__What is needed__
Rewrite these items with every occurrence of "tab-favicon-icon" changed to "browser-tab-icon" and everything else left as it is. Leave the pictures out of your answer.

— Start of Material for the task —

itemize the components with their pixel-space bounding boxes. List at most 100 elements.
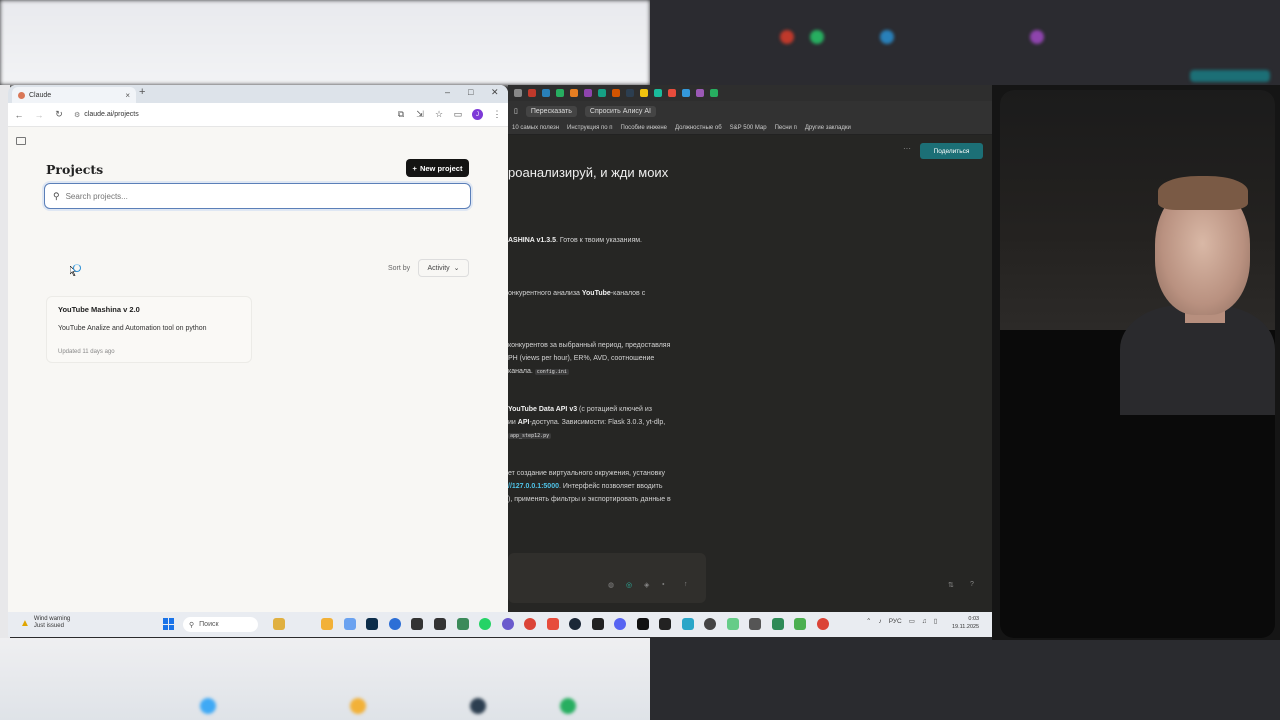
new-project-button[interactable]: + New project — [406, 159, 469, 177]
language-indicator[interactable]: РУС — [889, 618, 902, 625]
taskbar-app-icon[interactable] — [659, 618, 671, 630]
tab-favicon-icon[interactable] — [640, 89, 648, 97]
browser-menu-icon[interactable]: ⋮ — [492, 109, 502, 120]
network-icon[interactable]: ▭ — [909, 617, 915, 625]
more-options-icon[interactable]: ··· — [903, 144, 911, 153]
bookmark-item[interactable]: 10 самых полезн — [512, 125, 559, 131]
back-icon[interactable]: ← — [14, 110, 24, 120]
taskbar-app-icon[interactable] — [457, 618, 469, 630]
reload-icon[interactable]: ↻ — [54, 109, 64, 120]
tab-favicon-icon[interactable] — [598, 89, 606, 97]
clock[interactable]: 0:03 19.11.2025 — [952, 615, 979, 631]
taskbar-app-icon[interactable] — [682, 618, 694, 630]
profile-avatar[interactable]: J — [472, 109, 483, 120]
attach-icon[interactable]: ◍ — [608, 581, 614, 589]
bookmark-item[interactable]: Другие закладки — [805, 125, 851, 131]
battery-icon[interactable]: ▯ — [934, 617, 938, 625]
search-projects-input[interactable] — [65, 191, 446, 201]
microphone-icon[interactable]: ♪ — [878, 618, 881, 625]
chat-input-box[interactable] — [508, 553, 706, 603]
weather-widget[interactable]: ▲ Wind warning Just issued — [20, 616, 70, 630]
tab-favicon-icon[interactable] — [682, 89, 690, 97]
bookmark-item[interactable]: Инструкция по п — [567, 125, 612, 131]
taskbar-app-icon[interactable] — [704, 618, 716, 630]
tab-favicon-icon[interactable] — [584, 89, 592, 97]
translate-icon[interactable]: ⧉ — [396, 109, 406, 120]
chrome-icon[interactable] — [817, 618, 829, 630]
taskbar-app-icon[interactable] — [749, 618, 761, 630]
steam-icon[interactable] — [569, 618, 581, 630]
sidebar-toggle-icon[interactable] — [16, 137, 26, 145]
bookmark-star-icon[interactable]: ☆ — [434, 109, 444, 120]
tab-favicon-icon[interactable] — [626, 89, 634, 97]
chevron-down-icon: ⌄ — [453, 265, 460, 272]
tab-favicon-icon[interactable] — [556, 89, 564, 97]
maximize-icon[interactable]: □ — [468, 87, 473, 97]
terminal-icon[interactable] — [592, 618, 604, 630]
taskbar-app-icon[interactable] — [389, 618, 401, 630]
url-field[interactable]: ⚙ claude.ai/projects — [74, 111, 139, 119]
windows-start-icon[interactable] — [163, 618, 175, 630]
scroll-icon[interactable]: ⇅ — [948, 581, 954, 589]
tab-favicon-icon[interactable] — [528, 89, 536, 97]
chat-line: онкурентного анализа YouTube-каналов с — [508, 290, 646, 297]
chevron-up-icon[interactable]: ⌃ — [866, 617, 871, 625]
site-info-icon[interactable]: ⚙ — [74, 111, 80, 119]
close-tab-icon[interactable]: × — [125, 91, 130, 100]
dark-tab-bar — [508, 85, 992, 101]
yandex-icon[interactable] — [547, 618, 559, 630]
split-view-icon[interactable]: ▯ — [514, 107, 518, 115]
volume-icon[interactable]: ♫ — [922, 618, 927, 625]
chrome-icon[interactable] — [524, 618, 536, 630]
bookmark-item[interactable]: Пособие инжене — [621, 125, 668, 131]
bookmark-item[interactable]: Песни п — [775, 125, 797, 131]
tab-favicon-icon[interactable] — [570, 89, 578, 97]
taskbar-app-icon[interactable] — [794, 618, 806, 630]
tab-favicon-icon[interactable] — [696, 89, 704, 97]
taskbar-app-icon[interactable] — [411, 618, 423, 630]
taskbar-app-icon[interactable] — [637, 618, 649, 630]
project-card[interactable]: YouTube Mashina v 2.0 YouTube Analize an… — [46, 296, 252, 363]
taskbar-search-label: Поиск — [199, 621, 219, 628]
sort-select[interactable]: Activity ⌄ — [418, 259, 469, 277]
bookmark-item[interactable]: Должностные об — [675, 125, 722, 131]
taskbar-app-icon[interactable] — [502, 618, 514, 630]
mic-icon[interactable]: ⬩ — [662, 581, 665, 589]
taskbar-app-icon[interactable] — [273, 618, 285, 630]
bookmark-item[interactable]: S&P 500 Map — [730, 125, 767, 131]
tab-claude[interactable]: Claude × — [12, 87, 136, 103]
whatsapp-icon[interactable] — [479, 618, 491, 630]
tab-favicon-icon[interactable] — [542, 89, 550, 97]
ask-alice-button[interactable]: Спросить Алису AI — [584, 105, 656, 117]
tab-favicon-icon[interactable] — [654, 89, 662, 97]
minimize-icon[interactable]: – — [445, 87, 450, 97]
search-projects-box[interactable]: ⚲ — [44, 183, 471, 209]
background-window-top — [0, 0, 650, 85]
taskbar-app-icon[interactable] — [727, 618, 739, 630]
tab-favicon-icon[interactable] — [710, 89, 718, 97]
tab-favicon-icon[interactable] — [612, 89, 620, 97]
taskbar-app-icon[interactable] — [344, 618, 356, 630]
taskbar-app-icon[interactable] — [434, 618, 446, 630]
photoshop-icon[interactable] — [366, 618, 378, 630]
side-panel-icon[interactable]: ▭ — [453, 109, 463, 120]
help-icon[interactable]: ? — [970, 581, 974, 588]
send-icon[interactable]: ↑ — [684, 581, 688, 588]
dark-browser-window: ▯ Пересказать Спросить Алису AI 10 самых… — [508, 85, 992, 612]
install-app-icon[interactable]: ⇲ — [415, 109, 425, 120]
file-explorer-icon[interactable] — [321, 618, 333, 630]
tab-favicon-icon[interactable] — [514, 89, 522, 97]
share-button[interactable]: Поделиться — [920, 143, 983, 159]
tools-icon[interactable]: ◈ — [644, 581, 649, 589]
model-icon[interactable]: ◎ — [626, 581, 632, 589]
plus-icon: + — [412, 163, 417, 173]
discord-icon[interactable] — [614, 618, 626, 630]
tab-favicon-icon[interactable] — [668, 89, 676, 97]
forward-icon[interactable]: → — [34, 110, 44, 120]
taskbar-app-icon[interactable] — [772, 618, 784, 630]
retell-button[interactable]: Пересказать — [525, 105, 577, 117]
localhost-link[interactable]: //127.0.0.1:5000 — [508, 483, 559, 490]
close-window-icon[interactable]: ✕ — [491, 87, 499, 98]
new-tab-icon[interactable]: + — [139, 86, 145, 98]
taskbar-search[interactable]: ⚲ Поиск — [183, 617, 258, 632]
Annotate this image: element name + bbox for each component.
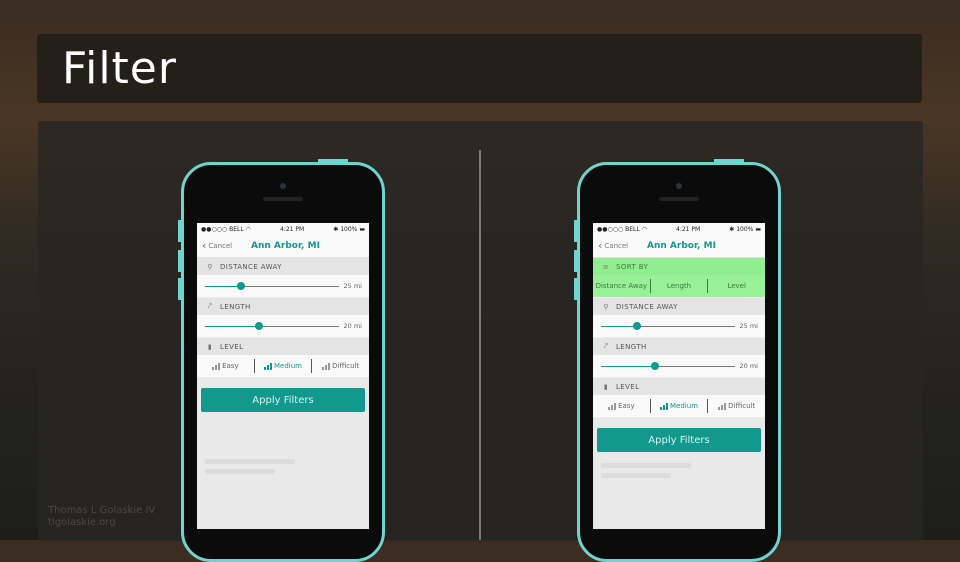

— End of Material for the task —

__The reply__
itemize the components with their pixel-space bounding boxes. List at most 100 elements.
new-project-button[interactable]: + New project — [406, 159, 469, 177]
language-indicator[interactable]: РУС — [889, 618, 902, 625]
taskbar-app-icon[interactable] — [659, 618, 671, 630]
browser-tab-icon[interactable] — [640, 89, 648, 97]
browser-menu-icon[interactable]: ⋮ — [492, 109, 502, 120]
network-icon[interactable]: ▭ — [909, 617, 915, 625]
more-options-icon[interactable]: ··· — [903, 144, 911, 153]
bookmark-item[interactable]: 10 самых полезн — [512, 125, 559, 131]
back-icon[interactable]: ← — [14, 110, 24, 120]
taskbar-app-icon[interactable] — [457, 618, 469, 630]
reload-icon[interactable]: ↻ — [54, 109, 64, 120]
browser-tab-icon[interactable] — [598, 89, 606, 97]
clock[interactable]: 0:03 19.11.2025 — [952, 615, 979, 631]
taskbar-app-icon[interactable] — [682, 618, 694, 630]
profile-avatar[interactable]: J — [472, 109, 483, 120]
attach-icon[interactable]: ◍ — [608, 581, 614, 589]
bookmark-item[interactable]: Другие закладки — [805, 125, 851, 131]
battery-icon[interactable]: ▯ — [934, 617, 938, 625]
search-projects-input[interactable] — [65, 191, 446, 201]
microphone-icon[interactable]: ♪ — [878, 618, 881, 625]
chat-input-box[interactable] — [508, 553, 706, 603]
weather-widget[interactable]: ▲ Wind warning Just issued — [20, 616, 70, 630]
browser-tab-icon[interactable] — [682, 89, 690, 97]
bookmark-item[interactable]: Инструкция по п — [567, 125, 612, 131]
taskbar-app-icon[interactable] — [704, 618, 716, 630]
browser-tab-icon[interactable] — [584, 89, 592, 97]
translate-icon[interactable]: ⧉ — [396, 109, 406, 120]
chrome-icon[interactable] — [817, 618, 829, 630]
taskbar-app-icon[interactable] — [749, 618, 761, 630]
steam-icon[interactable] — [569, 618, 581, 630]
sidebar-toggle-icon[interactable] — [16, 137, 26, 145]
bookmark-star-icon[interactable]: ☆ — [434, 109, 444, 120]
browser-tab-icon[interactable] — [626, 89, 634, 97]
chevron-down-icon: ⌄ — [453, 265, 460, 272]
browser-tab-icon[interactable] — [556, 89, 564, 97]
maximize-icon[interactable]: □ — [468, 87, 473, 97]
terminal-icon[interactable] — [592, 618, 604, 630]
taskbar-app-icon[interactable] — [389, 618, 401, 630]
url-field[interactable]: ⚙ claude.ai/projects — [74, 111, 139, 119]
windows-start-icon[interactable] — [163, 618, 175, 630]
scroll-icon[interactable]: ⇅ — [948, 581, 954, 589]
browser-tab-icon[interactable] — [528, 89, 536, 97]
chat-line: онкурентного анализа YouTube-каналов с — [508, 290, 646, 297]
chevron-up-icon[interactable]: ⌃ — [866, 617, 871, 625]
site-info-icon[interactable]: ⚙ — [74, 111, 80, 119]
close-tab-icon[interactable]: × — [125, 91, 130, 100]
dark-tab-bar — [508, 85, 992, 101]
yandex-icon[interactable] — [547, 618, 559, 630]
split-view-icon[interactable]: ▯ — [514, 107, 518, 115]
volume-icon[interactable]: ♫ — [922, 618, 927, 625]
chrome-icon[interactable] — [524, 618, 536, 630]
bookmark-item[interactable]: Пособие инжене — [621, 125, 668, 131]
bookmark-item[interactable]: Песни п — [775, 125, 797, 131]
browser-tab-icon[interactable] — [570, 89, 578, 97]
taskbar-app-icon[interactable] — [794, 618, 806, 630]
browser-tab-icon[interactable] — [696, 89, 704, 97]
taskbar-app-icon[interactable] — [411, 618, 423, 630]
taskbar-app-icon[interactable] — [637, 618, 649, 630]
project-card[interactable]: YouTube Mashina v 2.0 YouTube Analize an… — [46, 296, 252, 363]
taskbar-search-label: Поиск — [199, 621, 219, 628]
sort-select[interactable]: Activity ⌄ — [418, 259, 469, 277]
bookmark-item[interactable]: Должностные об — [675, 125, 722, 131]
taskbar-app-icon[interactable] — [502, 618, 514, 630]
mic-icon[interactable]: ⬩ — [662, 581, 665, 589]
taskbar-app-icon[interactable] — [273, 618, 285, 630]
bookmark-item[interactable]: S&P 500 Map — [730, 125, 767, 131]
tab-claude[interactable]: Claude × — [12, 87, 136, 103]
whatsapp-icon[interactable] — [479, 618, 491, 630]
browser-tab-icon[interactable] — [542, 89, 550, 97]
ask-alice-button[interactable]: Спросить Алису AI — [584, 105, 656, 117]
browser-tab-icon[interactable] — [654, 89, 662, 97]
minimize-icon[interactable]: – — [445, 87, 450, 97]
search-projects-box[interactable]: ⚲ — [44, 183, 471, 209]
background-window-top — [0, 0, 650, 85]
taskbar-app-icon[interactable] — [727, 618, 739, 630]
browser-tab-icon[interactable] — [710, 89, 718, 97]
browser-tab-icon[interactable] — [612, 89, 620, 97]
taskbar-app-icon[interactable] — [344, 618, 356, 630]
taskbar-app-icon[interactable] — [434, 618, 446, 630]
photoshop-icon[interactable] — [366, 618, 378, 630]
side-panel-icon[interactable]: ▭ — [453, 109, 463, 120]
help-icon[interactable]: ? — [970, 581, 974, 588]
send-icon[interactable]: ↑ — [684, 581, 688, 588]
dark-browser-window: ▯ Пересказать Спросить Алису AI 10 самых… — [508, 85, 992, 612]
install-app-icon[interactable]: ⇲ — [415, 109, 425, 120]
file-explorer-icon[interactable] — [321, 618, 333, 630]
browser-tab-icon[interactable] — [514, 89, 522, 97]
share-button[interactable]: Поделиться — [920, 143, 983, 159]
tools-icon[interactable]: ◈ — [644, 581, 649, 589]
model-icon[interactable]: ◎ — [626, 581, 632, 589]
plus-icon: + — [412, 163, 417, 173]
discord-icon[interactable] — [614, 618, 626, 630]
browser-tab-icon[interactable] — [668, 89, 676, 97]
forward-icon[interactable]: → — [34, 110, 44, 120]
taskbar-app-icon[interactable] — [772, 618, 784, 630]
retell-button[interactable]: Пересказать — [525, 105, 577, 117]
localhost-link[interactable]: //127.0.0.1:5000 — [508, 483, 559, 490]
close-window-icon[interactable]: ✕ — [491, 87, 499, 98]
new-tab-icon[interactable]: + — [139, 86, 145, 98]
taskbar-search[interactable]: ⚲ Поиск — [183, 617, 258, 632]
Annotate this image: element name + bbox for each component.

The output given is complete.